**Given exercise**
Skip the pictures. Copy all the rest of the records down exactly.

**Supplied entries**
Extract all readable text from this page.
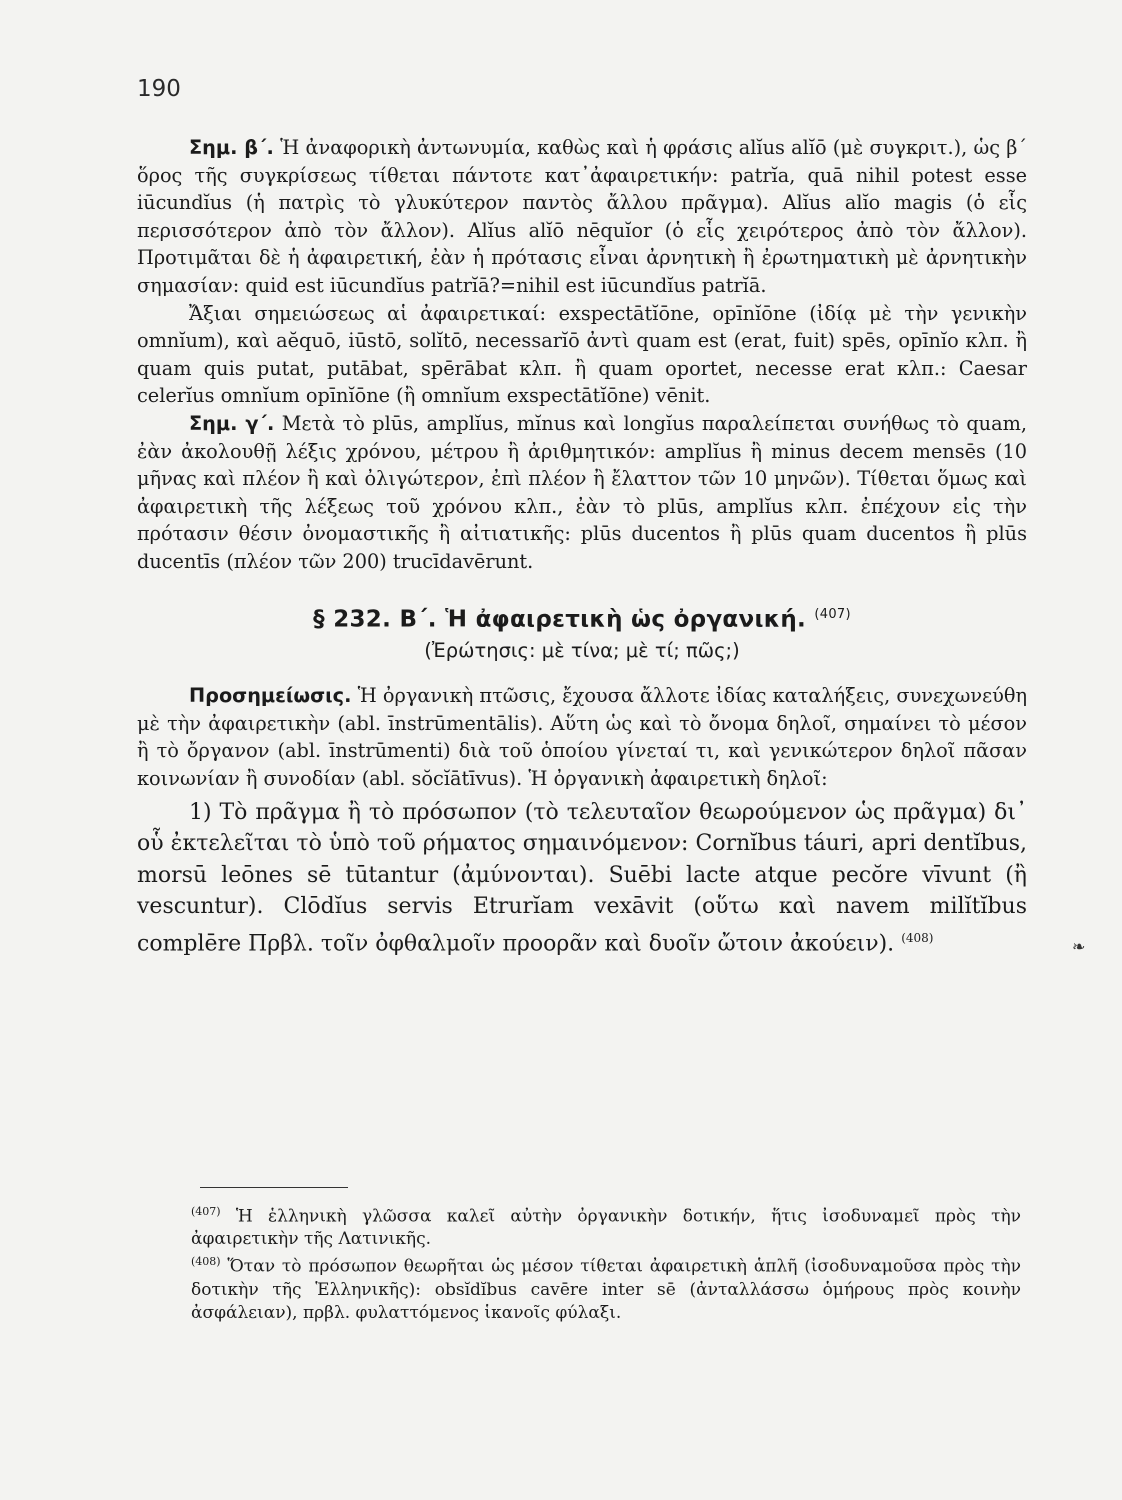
190

Σημ. β΄. Ἡ ἀναφορικὴ ἀντωνυμία, καθὼς καὶ ἡ φράσις alĭus alĭō (μὲ συγκριτ.), ὡς β΄ ὅρος τῆς συγκρίσεως τίθεται πάντοτε κατ᾽ἀφαιρετικήν: patrĭa, quā nihil potest esse iūcundĭus (ἡ πατρὶς τὸ γλυκύτερον παντὸς ἄλλου πρᾶγμα). Alĭus alĭo magis (ὁ εἷς περισσότερον ἀπὸ τὸν ἄλλον). Alĭus alĭō nēquĭor (ὁ εἷς χειρότερος ἀπὸ τὸν ἄλλον). Προτιμᾶται δὲ ἡ ἀφαιρετική, ἐὰν ἡ πρότασις εἶναι ἀρνητικὴ ἢ ἐρωτηματικὴ μὲ ἀρνητικὴν σημασίαν: quid est iūcundĭus patrĭā?=nihil est iūcundĭus patrĭā.

Ἄξιαι σημειώσεως αἱ ἀφαιρετικαί: exspectātĭōne, opīnĭōne (ἰδίᾳ μὲ τὴν γενικὴν omnĭum), καὶ aĕquō, iūstō, solĭtō, necessarĭō ἀντὶ quam est (erat, fuit) spēs, opīnĭo κλπ. ἢ quam quis putat, putābat, spērābat κλπ. ἢ quam oportet, necesse erat κλπ.: Caesar celerĭus omnĭum opīnĭōne (ἢ omnĭum exspectātĭōne) vēnit.

Σημ. γ΄. Μετὰ τὸ plūs, amplĭus, mĭnus καὶ longĭus παραλείπεται συνήθως τὸ quam, ἐὰν ἀκολουθῇ λέξις χρόνου, μέτρου ἢ ἀριθμητικόν: amplĭus ἢ minus decem mensēs (10 μῆνας καὶ πλέον ἢ καὶ ὀλιγώτερον, ἐπὶ πλέον ἢ ἔλαττον τῶν 10 μηνῶν). Τίθεται ὅμως καὶ ἀφαιρετικὴ τῆς λέξεως τοῦ χρόνου κλπ., ἐὰν τὸ plūs, amplĭus κλπ. ἐπέχουν εἰς τὴν πρότασιν θέσιν ὀνομαστικῆς ἢ αἰτιατικῆς: plūs ducentos ἢ plūs quam ducentos ἢ plūs ducentīs (πλέον τῶν 200) trucīdavērunt.

§ 232. Β΄. Ἡ ἀφαιρετικὴ ὡς ὀργανική. $^{(407)}$
(Ἐρώτησις: μὲ τίνα; μὲ τί; πῶς;)

Προσημείωσις. Ἡ ὀργανικὴ πτῶσις, ἔχουσα ἄλλοτε ἰδίας καταλήξεις, συνεχωνεύθη μὲ τὴν ἀφαιρετικὴν (abl. īnstrūmentālis). Αὕτη ὡς καὶ τὸ ὄνομα δηλοῖ, σημαίνει τὸ μέσον ἢ τὸ ὄργανον (abl. īnstrūmenti) διὰ τοῦ ὁποίου γίνεταί τι, καὶ γενικώτερον δηλοῖ πᾶσαν κοινωνίαν ἢ συνοδίαν (abl. sŏcĭātīvus). Ἡ ὀργανικὴ ἀφαιρετικὴ δηλοῖ:

1) Τὸ πρᾶγμα ἢ τὸ πρόσωπον (τὸ τελευταῖον θεωρούμενον ὡς πρᾶγμα) δι᾽ οὗ ἐκτελεῖται τὸ ὑπὸ τοῦ ρήματος σημαινόμενον: Cornĭbus táuri, apri dentĭbus, morsū leōnes sē tūtantur (ἀμύνονται). Suēbi lacte atque pecŏre vīvunt (ἢ vescuntur). Clōdĭus servis Etrurĭam vexāvit (οὕτω καὶ navem milĭtĭbus complēre Πρβλ. τοῖν ὀφθαλμοῖν προορᾶν καὶ δυοῖν ὤτοιν ἀκούειν). $^{(408)}$

$^{(407)}$ Ἡ ἑλληνικὴ γλῶσσα καλεῖ αὐτὴν ὀργανικὴν δοτικήν, ἥτις ἰσοδυναμεῖ πρὸς τὴν ἀφαιρετικὴν τῆς Λατινικῆς.

$^{(408)}$ Ὅταν τὸ πρόσωπον θεωρῆται ὡς μέσον τίθεται ἀφαιρετικὴ ἁπλῆ (ἰσοδυναμοῦσα πρὸς τὴν δοτικὴν τῆς Ἑλληνικῆς): obsĭdĭbus cavēre inter sē (ἀνταλλάσσω ὁμήρους πρὸς κοινὴν ἀσφάλειαν), πρβλ. φυλαττόμενος ἱκανοῖς φύλαξι.

❧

**Answer for the task**
Extract all readable text from this page.
190

Σημ. β΄. Ἡ ἀναφορικὴ ἀντωνυμία, καθὼς καὶ ἡ φράσις alĭus alĭō (μὲ συγκριτ.), ὡς β΄ ὅρος τῆς συγκρίσεως τίθεται πάντοτε κατ᾽ἀφαιρετικήν: patrĭa, quā nihil potest esse iūcundĭus (ἡ πατρὶς τὸ γλυκύτερον παντὸς ἄλλου πρᾶγμα). Alĭus alĭo magis (ὁ εἷς περισσότερον ἀπὸ τὸν ἄλλον). Alĭus alĭō nēquĭor (ὁ εἷς χειρότερος ἀπὸ τὸν ἄλλον). Προτιμᾶται δὲ ἡ ἀφαιρετική, ἐὰν ἡ πρότασις εἶναι ἀρνητικὴ ἢ ἐρωτηματικὴ μὲ ἀρνητικὴν σημασίαν: quid est iūcundĭus patrĭā?=nihil est iūcundĭus patrĭā.

Ἄξιαι σημειώσεως αἱ ἀφαιρετικαί: exspectātĭōne, opīnĭōne (ἰδίᾳ μὲ τὴν γενικὴν omnĭum), καὶ aĕquō, iūstō, solĭtō, necessarĭō ἀντὶ quam est (erat, fuit) spēs, opīnĭo κλπ. ἢ quam quis putat, putābat, spērābat κλπ. ἢ quam oportet, necesse erat κλπ.: Caesar celerĭus omnĭum opīnĭōne (ἢ omnĭum exspectātĭōne) vēnit.

Σημ. γ΄. Μετὰ τὸ plūs, amplĭus, mĭnus καὶ longĭus παραλείπεται συνήθως τὸ quam, ἐὰν ἀκολουθῇ λέξις χρόνου, μέτρου ἢ ἀριθμητικόν: amplĭus ἢ minus decem mensēs (10 μῆνας καὶ πλέον ἢ καὶ ὀλιγώτερον, ἐπὶ πλέον ἢ ἔλαττον τῶν 10 μηνῶν). Τίθεται ὅμως καὶ ἀφαιρετικὴ τῆς λέξεως τοῦ χρόνου κλπ., ἐὰν τὸ plūs, amplĭus κλπ. ἐπέχουν εἰς τὴν πρότασιν θέσιν ὀνομαστικῆς ἢ αἰτιατικῆς: plūs ducentos ἢ plūs quam ducentos ἢ plūs ducentīs (πλέον τῶν 200) trucīdavērunt.

§ 232. Β΄. Ἡ ἀφαιρετικὴ ὡς ὀργανική. $^{(407)}$
(Ἐρώτησις: μὲ τίνα; μὲ τί; πῶς;)

Προσημείωσις. Ἡ ὀργανικὴ πτῶσις, ἔχουσα ἄλλοτε ἰδίας καταλήξεις, συνεχωνεύθη μὲ τὴν ἀφαιρετικὴν (abl. īnstrūmentālis). Αὕτη ὡς καὶ τὸ ὄνομα δηλοῖ, σημαίνει τὸ μέσον ἢ τὸ ὄργανον (abl. īnstrūmenti) διὰ τοῦ ὁποίου γίνεταί τι, καὶ γενικώτερον δηλοῖ πᾶσαν κοινωνίαν ἢ συνοδίαν (abl. sŏcĭātīvus). Ἡ ὀργανικὴ ἀφαιρετικὴ δηλοῖ:

1) Τὸ πρᾶγμα ἢ τὸ πρόσωπον (τὸ τελευταῖον θεωρούμενον ὡς πρᾶγμα) δι᾽ οὗ ἐκτελεῖται τὸ ὑπὸ τοῦ ρήματος σημαινόμενον: Cornĭbus táuri, apri dentĭbus, morsū leōnes sē tūtantur (ἀμύνονται). Suēbi lacte atque pecŏre vīvunt (ἢ vescuntur). Clōdĭus servis Etrurĭam vexāvit (οὕτω καὶ navem milĭtĭbus complēre Πρβλ. τοῖν ὀφθαλμοῖν προορᾶν καὶ δυοῖν ὤτοιν ἀκούειν). $^{(408)}$

$^{(407)}$ Ἡ ἑλληνικὴ γλῶσσα καλεῖ αὐτὴν ὀργανικὴν δοτικήν, ἥτις ἰσοδυναμεῖ πρὸς τὴν ἀφαιρετικὴν τῆς Λατινικῆς.

$^{(408)}$ Ὅταν τὸ πρόσωπον θεωρῆται ὡς μέσον τίθεται ἀφαιρετικὴ ἁπλῆ (ἰσοδυναμοῦσα πρὸς τὴν δοτικὴν τῆς Ἑλληνικῆς): obsĭdĭbus cavēre inter sē (ἀνταλλάσσω ὁμήρους πρὸς κοινὴν ἀσφάλειαν), πρβλ. φυλαττόμενος ἱκανοῖς φύλαξι.

❧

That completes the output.